**** Data for this task

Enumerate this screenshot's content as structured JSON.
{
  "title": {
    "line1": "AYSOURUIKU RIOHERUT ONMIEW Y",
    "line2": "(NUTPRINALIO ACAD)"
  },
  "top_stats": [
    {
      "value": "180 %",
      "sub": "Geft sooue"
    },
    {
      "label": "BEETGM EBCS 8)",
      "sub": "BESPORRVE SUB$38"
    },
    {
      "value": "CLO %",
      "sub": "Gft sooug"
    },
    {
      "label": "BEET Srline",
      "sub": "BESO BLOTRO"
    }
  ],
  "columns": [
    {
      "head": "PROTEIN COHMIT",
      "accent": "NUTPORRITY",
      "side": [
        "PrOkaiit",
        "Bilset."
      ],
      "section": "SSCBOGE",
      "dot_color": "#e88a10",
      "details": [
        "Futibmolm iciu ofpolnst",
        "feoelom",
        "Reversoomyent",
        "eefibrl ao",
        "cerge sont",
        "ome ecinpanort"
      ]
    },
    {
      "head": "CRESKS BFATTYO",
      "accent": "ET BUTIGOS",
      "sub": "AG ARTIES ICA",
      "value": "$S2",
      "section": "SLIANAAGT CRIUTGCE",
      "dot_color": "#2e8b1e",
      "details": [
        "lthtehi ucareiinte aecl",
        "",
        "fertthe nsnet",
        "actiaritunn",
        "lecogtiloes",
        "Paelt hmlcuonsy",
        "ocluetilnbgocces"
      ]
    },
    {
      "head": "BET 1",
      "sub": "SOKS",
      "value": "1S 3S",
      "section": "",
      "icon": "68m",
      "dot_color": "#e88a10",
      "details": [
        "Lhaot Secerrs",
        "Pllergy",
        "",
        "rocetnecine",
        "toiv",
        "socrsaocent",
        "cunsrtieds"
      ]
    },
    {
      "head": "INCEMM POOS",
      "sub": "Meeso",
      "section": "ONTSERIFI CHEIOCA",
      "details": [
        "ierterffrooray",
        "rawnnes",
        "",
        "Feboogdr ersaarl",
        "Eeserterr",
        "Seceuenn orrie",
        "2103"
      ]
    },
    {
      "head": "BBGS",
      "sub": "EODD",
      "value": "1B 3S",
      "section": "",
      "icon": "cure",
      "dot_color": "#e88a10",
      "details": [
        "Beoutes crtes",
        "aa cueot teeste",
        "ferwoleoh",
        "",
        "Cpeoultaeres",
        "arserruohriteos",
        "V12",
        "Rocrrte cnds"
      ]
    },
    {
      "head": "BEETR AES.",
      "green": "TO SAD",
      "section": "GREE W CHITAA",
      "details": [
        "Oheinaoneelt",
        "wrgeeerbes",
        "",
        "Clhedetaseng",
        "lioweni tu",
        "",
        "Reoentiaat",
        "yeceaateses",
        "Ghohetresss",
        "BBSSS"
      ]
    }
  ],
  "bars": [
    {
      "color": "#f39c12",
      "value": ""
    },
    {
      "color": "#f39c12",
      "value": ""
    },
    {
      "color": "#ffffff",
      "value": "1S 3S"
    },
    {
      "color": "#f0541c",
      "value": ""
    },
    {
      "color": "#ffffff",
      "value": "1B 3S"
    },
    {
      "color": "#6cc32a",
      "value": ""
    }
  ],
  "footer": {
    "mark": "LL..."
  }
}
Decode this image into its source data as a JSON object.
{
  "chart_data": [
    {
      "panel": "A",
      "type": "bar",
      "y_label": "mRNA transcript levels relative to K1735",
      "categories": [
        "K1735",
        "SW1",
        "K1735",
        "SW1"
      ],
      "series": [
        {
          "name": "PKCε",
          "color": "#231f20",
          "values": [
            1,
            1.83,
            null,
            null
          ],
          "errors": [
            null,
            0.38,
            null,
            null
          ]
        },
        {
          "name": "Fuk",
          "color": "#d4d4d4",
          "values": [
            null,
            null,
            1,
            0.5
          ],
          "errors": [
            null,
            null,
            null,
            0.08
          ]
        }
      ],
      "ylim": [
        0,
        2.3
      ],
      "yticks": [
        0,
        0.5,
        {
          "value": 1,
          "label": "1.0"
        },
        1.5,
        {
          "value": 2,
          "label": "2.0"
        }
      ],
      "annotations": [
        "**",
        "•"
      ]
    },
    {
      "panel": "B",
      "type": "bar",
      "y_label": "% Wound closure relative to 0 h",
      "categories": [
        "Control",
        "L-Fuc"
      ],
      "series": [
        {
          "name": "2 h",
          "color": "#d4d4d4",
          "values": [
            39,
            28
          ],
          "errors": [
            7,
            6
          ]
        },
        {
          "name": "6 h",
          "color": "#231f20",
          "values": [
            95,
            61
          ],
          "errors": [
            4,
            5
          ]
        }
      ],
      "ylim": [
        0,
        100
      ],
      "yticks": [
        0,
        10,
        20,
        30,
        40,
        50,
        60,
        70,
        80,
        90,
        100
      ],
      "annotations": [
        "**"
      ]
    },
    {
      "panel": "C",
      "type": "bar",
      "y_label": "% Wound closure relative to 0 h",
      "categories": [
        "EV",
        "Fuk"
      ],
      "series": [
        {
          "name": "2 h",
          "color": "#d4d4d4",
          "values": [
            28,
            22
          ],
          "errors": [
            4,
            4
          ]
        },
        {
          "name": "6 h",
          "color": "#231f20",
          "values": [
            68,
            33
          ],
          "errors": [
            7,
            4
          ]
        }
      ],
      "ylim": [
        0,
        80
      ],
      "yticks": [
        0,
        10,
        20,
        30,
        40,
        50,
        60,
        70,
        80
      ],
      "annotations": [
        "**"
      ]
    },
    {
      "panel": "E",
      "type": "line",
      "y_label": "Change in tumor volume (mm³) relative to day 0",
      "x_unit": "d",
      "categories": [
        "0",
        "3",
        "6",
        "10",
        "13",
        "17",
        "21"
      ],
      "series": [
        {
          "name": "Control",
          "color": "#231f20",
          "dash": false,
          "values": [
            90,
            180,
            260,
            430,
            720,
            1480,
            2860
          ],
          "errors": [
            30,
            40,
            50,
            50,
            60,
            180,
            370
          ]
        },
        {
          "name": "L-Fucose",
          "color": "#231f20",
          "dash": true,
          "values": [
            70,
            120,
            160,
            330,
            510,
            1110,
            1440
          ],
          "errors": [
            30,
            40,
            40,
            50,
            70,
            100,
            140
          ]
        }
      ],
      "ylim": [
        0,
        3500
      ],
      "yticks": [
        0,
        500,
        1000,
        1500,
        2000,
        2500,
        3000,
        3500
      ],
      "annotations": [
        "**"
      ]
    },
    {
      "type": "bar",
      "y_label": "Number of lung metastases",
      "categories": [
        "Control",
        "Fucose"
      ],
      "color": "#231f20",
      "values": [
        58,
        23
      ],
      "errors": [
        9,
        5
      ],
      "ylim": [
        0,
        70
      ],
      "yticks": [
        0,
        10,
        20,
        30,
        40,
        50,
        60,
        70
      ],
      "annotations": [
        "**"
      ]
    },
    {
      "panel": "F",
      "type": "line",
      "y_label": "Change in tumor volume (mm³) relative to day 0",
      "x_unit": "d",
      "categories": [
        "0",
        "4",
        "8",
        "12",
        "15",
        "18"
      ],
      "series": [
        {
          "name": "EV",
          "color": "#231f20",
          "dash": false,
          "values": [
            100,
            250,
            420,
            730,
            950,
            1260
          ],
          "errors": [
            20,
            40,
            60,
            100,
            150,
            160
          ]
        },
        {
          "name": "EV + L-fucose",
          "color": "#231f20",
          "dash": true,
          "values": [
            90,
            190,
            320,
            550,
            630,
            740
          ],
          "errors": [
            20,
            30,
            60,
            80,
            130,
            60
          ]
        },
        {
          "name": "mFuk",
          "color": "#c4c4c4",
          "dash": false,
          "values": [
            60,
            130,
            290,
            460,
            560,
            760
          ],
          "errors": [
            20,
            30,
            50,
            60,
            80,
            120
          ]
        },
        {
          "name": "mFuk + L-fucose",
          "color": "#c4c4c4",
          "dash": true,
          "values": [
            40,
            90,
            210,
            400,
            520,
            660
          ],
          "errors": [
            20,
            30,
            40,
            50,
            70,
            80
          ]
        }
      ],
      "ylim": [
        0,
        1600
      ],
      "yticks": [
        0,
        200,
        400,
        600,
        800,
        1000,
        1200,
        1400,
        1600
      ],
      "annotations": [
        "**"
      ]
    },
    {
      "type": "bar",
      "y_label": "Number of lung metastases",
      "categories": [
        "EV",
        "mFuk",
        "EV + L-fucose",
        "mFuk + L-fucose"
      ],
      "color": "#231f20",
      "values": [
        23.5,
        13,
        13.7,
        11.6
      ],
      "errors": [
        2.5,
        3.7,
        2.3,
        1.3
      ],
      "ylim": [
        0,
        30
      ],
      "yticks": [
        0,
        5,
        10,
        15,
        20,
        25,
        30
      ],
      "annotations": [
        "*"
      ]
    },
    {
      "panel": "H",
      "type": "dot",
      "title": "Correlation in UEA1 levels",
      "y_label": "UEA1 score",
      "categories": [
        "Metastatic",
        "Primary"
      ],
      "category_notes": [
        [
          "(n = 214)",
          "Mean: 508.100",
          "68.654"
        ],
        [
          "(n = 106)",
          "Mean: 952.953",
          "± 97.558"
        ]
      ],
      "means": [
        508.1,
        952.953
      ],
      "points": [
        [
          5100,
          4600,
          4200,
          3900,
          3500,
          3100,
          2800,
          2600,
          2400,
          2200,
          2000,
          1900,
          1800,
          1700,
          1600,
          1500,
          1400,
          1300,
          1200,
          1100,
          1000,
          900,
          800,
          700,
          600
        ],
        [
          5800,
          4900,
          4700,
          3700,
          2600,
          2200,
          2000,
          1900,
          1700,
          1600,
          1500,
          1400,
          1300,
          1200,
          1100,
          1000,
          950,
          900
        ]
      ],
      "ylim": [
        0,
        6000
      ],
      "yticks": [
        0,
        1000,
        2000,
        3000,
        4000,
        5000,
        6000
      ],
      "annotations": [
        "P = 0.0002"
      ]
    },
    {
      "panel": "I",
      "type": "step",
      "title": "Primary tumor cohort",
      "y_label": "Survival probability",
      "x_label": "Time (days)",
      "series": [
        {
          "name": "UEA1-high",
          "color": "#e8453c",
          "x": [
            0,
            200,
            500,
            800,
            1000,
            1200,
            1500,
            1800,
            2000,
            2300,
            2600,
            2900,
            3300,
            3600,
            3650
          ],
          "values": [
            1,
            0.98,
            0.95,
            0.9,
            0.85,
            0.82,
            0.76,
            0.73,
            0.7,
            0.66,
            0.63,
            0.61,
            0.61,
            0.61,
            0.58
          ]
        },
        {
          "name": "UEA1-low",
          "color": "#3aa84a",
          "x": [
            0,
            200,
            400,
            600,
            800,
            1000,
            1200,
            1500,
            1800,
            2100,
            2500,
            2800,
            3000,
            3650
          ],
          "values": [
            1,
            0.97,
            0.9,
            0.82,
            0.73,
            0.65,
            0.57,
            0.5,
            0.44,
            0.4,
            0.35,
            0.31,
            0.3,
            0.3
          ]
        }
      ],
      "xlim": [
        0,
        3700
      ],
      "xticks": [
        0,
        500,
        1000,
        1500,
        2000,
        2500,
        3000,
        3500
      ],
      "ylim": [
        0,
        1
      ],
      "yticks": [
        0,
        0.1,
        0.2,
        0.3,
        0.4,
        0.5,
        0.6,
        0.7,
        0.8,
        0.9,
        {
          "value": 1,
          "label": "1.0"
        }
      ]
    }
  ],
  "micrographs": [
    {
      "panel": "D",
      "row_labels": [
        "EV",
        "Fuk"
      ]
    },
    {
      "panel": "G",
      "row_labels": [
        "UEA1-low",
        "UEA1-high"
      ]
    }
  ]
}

********

Above are some records. Copy each of their lines that holds the string "mFuk".

= Task response =
          "name": "mFuk",
          "name": "mFuk + L-fucose",
        "mFuk",
        "mFuk + L-fucose"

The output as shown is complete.